▶ **MATERIAL SUPPLIED**:
────────────────

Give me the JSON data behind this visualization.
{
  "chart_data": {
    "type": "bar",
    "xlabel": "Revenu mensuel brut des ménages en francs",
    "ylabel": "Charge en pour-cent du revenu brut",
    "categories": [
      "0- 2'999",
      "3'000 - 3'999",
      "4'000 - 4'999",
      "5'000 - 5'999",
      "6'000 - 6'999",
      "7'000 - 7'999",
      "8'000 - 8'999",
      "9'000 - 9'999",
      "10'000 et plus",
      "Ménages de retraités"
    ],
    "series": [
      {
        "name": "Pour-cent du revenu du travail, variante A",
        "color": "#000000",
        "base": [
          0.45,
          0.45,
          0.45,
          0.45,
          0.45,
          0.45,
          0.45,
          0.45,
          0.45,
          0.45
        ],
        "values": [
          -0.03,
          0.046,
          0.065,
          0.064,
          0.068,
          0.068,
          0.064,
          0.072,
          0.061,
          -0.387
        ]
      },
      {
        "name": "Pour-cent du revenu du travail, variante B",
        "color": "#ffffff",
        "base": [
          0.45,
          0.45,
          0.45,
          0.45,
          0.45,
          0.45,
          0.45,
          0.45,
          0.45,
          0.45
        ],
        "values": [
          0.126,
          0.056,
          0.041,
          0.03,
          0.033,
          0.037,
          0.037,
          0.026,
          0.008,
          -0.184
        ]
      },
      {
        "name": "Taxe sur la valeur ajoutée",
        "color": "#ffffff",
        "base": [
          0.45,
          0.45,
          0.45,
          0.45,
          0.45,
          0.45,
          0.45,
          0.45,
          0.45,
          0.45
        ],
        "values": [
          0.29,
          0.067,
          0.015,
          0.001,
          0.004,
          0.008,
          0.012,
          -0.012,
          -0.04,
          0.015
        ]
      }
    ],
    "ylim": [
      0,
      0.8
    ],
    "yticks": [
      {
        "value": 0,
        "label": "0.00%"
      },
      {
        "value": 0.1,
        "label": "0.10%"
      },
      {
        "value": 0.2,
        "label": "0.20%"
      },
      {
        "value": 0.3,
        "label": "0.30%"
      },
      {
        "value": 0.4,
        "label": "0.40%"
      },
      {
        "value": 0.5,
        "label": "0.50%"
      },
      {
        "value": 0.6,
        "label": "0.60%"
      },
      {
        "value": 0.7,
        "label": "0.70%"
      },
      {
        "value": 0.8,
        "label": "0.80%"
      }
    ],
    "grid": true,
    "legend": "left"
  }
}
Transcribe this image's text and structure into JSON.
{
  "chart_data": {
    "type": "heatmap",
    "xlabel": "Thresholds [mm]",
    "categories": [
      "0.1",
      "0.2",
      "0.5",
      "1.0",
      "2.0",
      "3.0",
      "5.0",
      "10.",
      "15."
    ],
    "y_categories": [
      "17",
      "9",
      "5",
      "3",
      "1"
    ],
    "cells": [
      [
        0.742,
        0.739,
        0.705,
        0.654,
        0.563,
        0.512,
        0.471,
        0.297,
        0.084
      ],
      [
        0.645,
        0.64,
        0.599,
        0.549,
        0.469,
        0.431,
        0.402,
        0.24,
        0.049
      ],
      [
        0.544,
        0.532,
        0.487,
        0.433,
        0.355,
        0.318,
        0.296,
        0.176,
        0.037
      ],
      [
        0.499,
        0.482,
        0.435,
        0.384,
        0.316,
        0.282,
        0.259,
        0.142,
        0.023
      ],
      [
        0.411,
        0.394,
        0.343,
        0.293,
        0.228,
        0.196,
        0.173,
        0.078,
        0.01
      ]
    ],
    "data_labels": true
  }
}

────────────────

Where a line holds "travail", copy it out.

▶ **RESULT OF THE TASK**:
        "name": "Pour-cent du revenu du travail, variante A",
        "name": "Pour-cent du revenu du travail, variante B",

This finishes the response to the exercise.